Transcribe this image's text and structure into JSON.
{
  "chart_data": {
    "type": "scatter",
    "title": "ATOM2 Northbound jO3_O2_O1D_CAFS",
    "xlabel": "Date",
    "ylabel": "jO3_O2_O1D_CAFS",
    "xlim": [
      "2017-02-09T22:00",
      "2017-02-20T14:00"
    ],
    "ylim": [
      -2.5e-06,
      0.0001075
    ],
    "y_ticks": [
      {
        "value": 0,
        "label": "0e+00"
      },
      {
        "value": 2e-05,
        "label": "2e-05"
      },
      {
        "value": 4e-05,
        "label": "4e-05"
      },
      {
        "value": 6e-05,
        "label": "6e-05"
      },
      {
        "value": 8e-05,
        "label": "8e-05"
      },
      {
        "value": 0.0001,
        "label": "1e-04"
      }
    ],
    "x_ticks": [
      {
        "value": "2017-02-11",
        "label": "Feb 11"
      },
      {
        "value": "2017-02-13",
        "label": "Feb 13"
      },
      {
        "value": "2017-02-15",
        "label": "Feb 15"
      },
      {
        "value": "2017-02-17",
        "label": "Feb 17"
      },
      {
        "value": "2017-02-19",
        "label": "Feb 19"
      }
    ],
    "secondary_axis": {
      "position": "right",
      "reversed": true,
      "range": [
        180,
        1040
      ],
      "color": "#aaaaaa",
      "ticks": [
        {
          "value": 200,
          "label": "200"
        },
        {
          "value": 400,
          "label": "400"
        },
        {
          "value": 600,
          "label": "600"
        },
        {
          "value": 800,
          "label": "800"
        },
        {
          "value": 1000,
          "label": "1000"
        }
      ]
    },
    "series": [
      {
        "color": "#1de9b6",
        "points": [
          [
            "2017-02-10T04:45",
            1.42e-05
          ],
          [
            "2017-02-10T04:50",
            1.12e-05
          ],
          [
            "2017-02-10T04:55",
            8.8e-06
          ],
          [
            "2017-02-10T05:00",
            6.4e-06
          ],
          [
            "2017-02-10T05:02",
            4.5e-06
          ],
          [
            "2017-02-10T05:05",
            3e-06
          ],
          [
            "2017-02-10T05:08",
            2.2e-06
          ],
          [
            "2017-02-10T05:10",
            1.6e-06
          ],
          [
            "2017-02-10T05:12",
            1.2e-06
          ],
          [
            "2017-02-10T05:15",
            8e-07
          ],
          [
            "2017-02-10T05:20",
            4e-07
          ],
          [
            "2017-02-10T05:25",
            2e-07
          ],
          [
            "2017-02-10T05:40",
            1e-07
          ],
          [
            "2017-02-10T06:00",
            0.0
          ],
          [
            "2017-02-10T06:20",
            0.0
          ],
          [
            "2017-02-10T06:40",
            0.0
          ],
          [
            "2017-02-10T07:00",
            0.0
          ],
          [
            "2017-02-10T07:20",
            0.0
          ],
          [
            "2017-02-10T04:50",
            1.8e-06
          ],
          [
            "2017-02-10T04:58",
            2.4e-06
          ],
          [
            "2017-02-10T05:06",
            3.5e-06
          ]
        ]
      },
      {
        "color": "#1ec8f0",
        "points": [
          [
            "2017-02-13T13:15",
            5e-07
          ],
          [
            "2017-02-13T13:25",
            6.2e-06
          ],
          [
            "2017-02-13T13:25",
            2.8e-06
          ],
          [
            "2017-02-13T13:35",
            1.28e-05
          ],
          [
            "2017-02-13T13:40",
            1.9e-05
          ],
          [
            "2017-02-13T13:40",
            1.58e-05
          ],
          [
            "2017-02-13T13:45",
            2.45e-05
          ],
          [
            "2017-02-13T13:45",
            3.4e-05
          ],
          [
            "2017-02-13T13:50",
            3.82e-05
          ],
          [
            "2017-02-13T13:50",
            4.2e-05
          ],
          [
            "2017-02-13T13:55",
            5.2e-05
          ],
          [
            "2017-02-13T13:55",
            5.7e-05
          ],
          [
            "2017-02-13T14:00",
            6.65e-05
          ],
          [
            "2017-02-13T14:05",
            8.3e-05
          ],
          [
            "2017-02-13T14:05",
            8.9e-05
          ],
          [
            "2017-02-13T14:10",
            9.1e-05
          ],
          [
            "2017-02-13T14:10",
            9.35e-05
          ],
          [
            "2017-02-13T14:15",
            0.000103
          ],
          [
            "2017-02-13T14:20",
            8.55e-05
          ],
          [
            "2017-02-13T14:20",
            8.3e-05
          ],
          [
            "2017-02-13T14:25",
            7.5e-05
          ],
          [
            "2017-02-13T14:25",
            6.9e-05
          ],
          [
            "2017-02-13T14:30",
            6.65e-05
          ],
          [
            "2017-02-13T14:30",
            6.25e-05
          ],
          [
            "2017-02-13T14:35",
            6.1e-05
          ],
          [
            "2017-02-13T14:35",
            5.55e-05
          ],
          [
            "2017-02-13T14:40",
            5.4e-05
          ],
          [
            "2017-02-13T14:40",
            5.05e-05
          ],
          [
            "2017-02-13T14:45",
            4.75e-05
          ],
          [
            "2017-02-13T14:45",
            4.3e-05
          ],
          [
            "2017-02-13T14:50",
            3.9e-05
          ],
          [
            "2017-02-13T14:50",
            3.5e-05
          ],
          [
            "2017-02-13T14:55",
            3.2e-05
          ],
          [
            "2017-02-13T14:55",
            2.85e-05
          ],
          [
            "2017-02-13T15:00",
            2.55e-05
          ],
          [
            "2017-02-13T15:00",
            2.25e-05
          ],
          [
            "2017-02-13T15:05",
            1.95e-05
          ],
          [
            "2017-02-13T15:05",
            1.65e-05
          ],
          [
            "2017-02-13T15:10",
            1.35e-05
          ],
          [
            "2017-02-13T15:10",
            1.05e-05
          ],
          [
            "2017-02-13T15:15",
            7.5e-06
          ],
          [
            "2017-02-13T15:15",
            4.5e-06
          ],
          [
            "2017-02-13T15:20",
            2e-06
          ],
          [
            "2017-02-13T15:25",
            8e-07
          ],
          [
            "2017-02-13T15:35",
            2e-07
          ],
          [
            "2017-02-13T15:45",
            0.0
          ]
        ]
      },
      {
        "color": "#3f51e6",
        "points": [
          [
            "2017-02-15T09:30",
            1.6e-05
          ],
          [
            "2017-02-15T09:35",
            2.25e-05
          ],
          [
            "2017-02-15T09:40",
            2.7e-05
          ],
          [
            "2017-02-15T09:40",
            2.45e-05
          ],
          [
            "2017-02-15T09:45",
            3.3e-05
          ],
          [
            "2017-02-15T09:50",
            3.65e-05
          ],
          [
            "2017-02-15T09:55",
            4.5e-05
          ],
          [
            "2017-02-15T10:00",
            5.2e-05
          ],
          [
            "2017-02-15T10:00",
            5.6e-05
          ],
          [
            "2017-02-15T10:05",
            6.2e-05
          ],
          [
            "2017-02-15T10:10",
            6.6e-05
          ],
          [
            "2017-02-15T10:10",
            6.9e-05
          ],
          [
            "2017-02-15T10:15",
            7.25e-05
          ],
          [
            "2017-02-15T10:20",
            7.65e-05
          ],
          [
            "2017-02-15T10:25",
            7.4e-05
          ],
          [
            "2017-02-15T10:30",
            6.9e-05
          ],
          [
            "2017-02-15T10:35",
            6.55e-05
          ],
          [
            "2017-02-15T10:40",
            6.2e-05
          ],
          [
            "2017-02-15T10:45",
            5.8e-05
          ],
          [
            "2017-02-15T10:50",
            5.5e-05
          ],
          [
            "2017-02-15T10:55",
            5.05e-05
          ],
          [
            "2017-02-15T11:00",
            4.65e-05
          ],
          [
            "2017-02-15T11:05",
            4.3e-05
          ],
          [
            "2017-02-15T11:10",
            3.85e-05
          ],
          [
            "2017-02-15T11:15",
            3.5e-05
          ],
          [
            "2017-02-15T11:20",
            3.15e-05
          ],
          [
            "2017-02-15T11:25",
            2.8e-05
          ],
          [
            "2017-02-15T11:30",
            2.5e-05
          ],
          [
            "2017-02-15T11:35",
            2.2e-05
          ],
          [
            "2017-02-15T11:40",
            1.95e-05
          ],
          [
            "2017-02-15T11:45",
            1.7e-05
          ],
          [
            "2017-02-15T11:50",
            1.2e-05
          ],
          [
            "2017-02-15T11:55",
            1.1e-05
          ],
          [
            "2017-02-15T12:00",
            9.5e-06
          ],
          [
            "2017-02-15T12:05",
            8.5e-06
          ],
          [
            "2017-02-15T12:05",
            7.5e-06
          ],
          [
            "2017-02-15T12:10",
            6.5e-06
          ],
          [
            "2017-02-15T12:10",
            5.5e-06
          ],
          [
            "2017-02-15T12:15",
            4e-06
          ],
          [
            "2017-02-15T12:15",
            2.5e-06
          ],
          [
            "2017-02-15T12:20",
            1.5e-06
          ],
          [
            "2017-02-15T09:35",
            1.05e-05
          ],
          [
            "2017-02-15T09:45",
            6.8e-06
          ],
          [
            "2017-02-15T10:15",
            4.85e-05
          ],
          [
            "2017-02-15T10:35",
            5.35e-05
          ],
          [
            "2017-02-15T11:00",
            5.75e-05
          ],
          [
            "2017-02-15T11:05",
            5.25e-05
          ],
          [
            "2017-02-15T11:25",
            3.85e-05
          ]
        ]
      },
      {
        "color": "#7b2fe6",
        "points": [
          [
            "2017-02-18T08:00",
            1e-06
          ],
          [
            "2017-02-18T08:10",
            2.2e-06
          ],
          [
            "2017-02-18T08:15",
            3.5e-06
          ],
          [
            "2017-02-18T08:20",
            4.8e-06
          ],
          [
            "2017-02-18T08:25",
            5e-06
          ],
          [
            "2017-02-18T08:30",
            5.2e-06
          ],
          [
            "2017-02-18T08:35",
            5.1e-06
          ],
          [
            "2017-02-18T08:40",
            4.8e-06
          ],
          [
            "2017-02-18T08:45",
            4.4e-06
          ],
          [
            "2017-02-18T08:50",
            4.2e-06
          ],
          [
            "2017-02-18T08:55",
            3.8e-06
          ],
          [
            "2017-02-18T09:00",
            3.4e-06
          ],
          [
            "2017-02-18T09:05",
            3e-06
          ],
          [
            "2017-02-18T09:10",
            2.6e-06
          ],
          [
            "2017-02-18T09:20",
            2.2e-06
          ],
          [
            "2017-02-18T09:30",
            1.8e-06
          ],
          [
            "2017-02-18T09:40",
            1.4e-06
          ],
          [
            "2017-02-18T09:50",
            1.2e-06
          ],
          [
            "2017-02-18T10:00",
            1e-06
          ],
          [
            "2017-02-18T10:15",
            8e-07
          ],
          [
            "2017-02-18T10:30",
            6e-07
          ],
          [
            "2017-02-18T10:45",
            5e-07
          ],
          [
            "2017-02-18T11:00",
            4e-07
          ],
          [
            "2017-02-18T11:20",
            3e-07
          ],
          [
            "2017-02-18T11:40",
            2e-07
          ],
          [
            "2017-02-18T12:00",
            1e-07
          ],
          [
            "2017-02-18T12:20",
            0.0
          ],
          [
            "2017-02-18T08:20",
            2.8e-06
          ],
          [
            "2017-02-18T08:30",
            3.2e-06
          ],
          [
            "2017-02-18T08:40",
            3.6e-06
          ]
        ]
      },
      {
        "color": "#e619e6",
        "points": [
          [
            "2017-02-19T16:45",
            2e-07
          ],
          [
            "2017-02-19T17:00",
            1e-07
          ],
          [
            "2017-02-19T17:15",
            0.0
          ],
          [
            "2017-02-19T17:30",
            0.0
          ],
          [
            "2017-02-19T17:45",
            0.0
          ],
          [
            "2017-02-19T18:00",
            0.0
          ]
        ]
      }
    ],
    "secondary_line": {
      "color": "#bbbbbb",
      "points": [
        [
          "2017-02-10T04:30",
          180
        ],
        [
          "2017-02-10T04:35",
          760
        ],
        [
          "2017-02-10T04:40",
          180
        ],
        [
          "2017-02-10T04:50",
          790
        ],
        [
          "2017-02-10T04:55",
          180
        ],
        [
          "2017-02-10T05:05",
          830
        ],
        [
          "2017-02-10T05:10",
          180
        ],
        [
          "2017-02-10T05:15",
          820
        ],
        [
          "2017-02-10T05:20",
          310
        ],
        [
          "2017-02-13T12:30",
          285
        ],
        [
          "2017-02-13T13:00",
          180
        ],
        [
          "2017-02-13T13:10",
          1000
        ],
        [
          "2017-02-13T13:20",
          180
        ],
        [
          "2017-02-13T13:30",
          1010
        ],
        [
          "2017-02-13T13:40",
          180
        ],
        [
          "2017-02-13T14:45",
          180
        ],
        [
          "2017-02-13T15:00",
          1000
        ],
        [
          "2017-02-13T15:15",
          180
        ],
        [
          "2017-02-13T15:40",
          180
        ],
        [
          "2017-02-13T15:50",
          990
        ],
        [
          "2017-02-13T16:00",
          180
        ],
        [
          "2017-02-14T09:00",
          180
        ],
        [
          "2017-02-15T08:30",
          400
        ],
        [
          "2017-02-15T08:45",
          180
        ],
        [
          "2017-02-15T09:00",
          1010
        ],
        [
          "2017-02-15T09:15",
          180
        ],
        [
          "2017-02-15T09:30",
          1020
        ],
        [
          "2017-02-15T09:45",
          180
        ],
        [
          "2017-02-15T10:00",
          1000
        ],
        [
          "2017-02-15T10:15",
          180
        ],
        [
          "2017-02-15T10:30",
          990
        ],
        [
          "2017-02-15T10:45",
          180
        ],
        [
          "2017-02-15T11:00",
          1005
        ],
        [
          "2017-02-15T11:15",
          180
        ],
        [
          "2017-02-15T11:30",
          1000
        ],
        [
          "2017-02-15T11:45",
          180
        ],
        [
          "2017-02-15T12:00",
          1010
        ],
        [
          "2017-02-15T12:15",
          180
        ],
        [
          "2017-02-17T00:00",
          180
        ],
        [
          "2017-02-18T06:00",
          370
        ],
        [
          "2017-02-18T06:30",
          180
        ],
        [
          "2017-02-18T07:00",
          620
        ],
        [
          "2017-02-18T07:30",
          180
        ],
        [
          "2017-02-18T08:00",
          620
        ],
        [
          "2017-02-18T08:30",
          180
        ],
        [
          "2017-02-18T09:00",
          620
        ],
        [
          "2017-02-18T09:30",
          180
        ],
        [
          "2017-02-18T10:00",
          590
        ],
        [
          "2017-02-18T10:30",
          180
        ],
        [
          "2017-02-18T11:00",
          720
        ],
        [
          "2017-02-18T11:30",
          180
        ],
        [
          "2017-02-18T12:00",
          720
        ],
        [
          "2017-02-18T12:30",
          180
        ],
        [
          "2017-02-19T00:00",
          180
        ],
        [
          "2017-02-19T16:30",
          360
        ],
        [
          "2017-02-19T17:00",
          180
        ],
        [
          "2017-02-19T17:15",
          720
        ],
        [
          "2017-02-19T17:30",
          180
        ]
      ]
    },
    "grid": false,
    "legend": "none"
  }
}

--

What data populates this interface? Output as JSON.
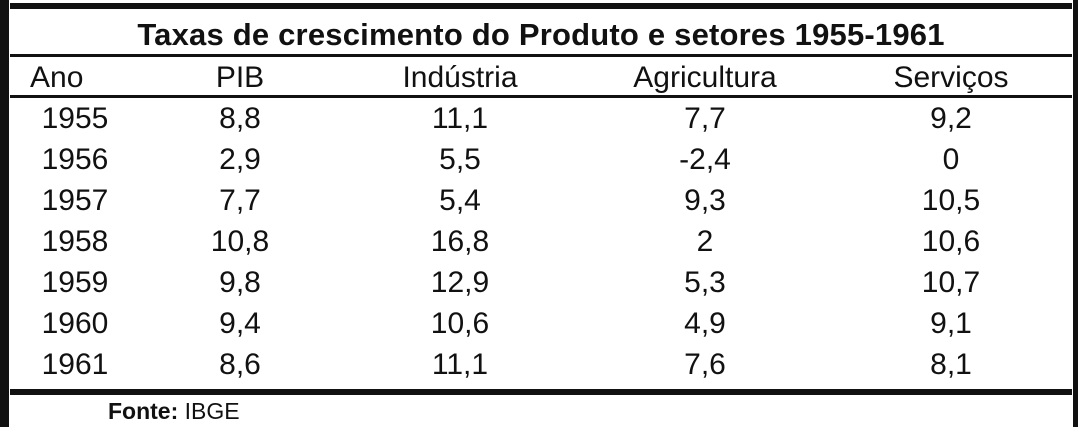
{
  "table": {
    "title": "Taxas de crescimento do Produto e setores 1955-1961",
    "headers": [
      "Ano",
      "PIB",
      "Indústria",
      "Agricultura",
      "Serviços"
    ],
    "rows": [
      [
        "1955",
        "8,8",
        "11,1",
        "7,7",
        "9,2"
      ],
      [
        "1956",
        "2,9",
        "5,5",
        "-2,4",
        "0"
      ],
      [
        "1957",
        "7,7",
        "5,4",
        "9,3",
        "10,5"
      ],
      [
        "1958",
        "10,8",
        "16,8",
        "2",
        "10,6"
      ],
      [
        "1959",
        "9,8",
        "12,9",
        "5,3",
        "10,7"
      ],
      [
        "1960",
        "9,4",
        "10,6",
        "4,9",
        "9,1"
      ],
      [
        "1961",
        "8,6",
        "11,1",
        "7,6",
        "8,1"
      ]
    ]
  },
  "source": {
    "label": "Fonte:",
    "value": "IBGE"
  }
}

* * *

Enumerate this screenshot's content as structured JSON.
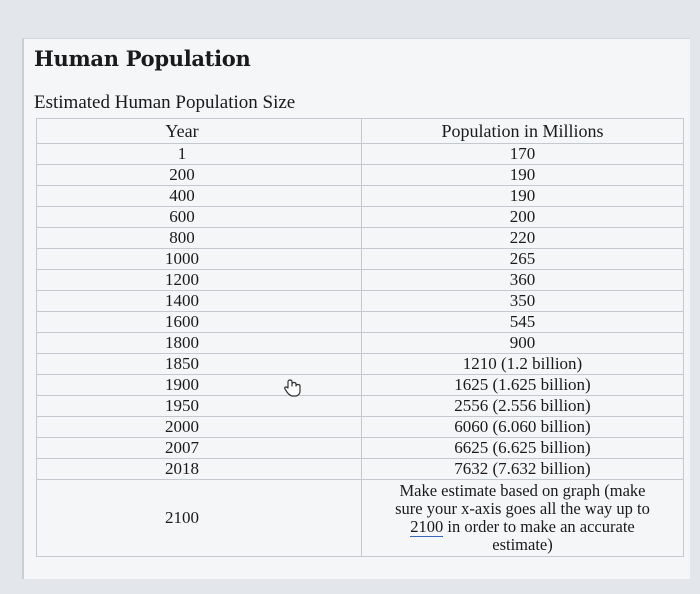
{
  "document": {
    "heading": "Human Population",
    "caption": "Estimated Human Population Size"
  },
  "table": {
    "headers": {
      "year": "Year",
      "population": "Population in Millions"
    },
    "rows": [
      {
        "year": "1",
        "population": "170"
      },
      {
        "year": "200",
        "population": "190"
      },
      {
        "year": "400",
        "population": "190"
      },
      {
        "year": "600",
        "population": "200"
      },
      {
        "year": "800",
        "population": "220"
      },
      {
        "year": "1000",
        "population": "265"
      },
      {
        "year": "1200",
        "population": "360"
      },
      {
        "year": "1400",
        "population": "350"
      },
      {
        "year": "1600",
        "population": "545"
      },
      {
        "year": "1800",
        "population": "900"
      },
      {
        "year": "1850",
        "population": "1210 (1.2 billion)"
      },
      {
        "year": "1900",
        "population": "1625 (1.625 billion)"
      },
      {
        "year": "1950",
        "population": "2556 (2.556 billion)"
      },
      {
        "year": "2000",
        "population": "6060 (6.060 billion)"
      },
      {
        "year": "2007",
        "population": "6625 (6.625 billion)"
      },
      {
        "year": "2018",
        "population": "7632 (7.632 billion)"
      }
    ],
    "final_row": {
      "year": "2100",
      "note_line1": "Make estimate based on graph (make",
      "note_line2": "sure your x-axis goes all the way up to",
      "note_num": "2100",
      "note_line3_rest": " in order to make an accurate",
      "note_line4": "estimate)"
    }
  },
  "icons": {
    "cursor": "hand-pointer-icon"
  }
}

Task to carry out: Copy out each line of the entries that holds "title".

Solution:
    "title": "ATOM2 Northbound jO3_O2_O1D_CAFS",
    "title": "Taxas de crescimento do Produto e setores 1955-1961",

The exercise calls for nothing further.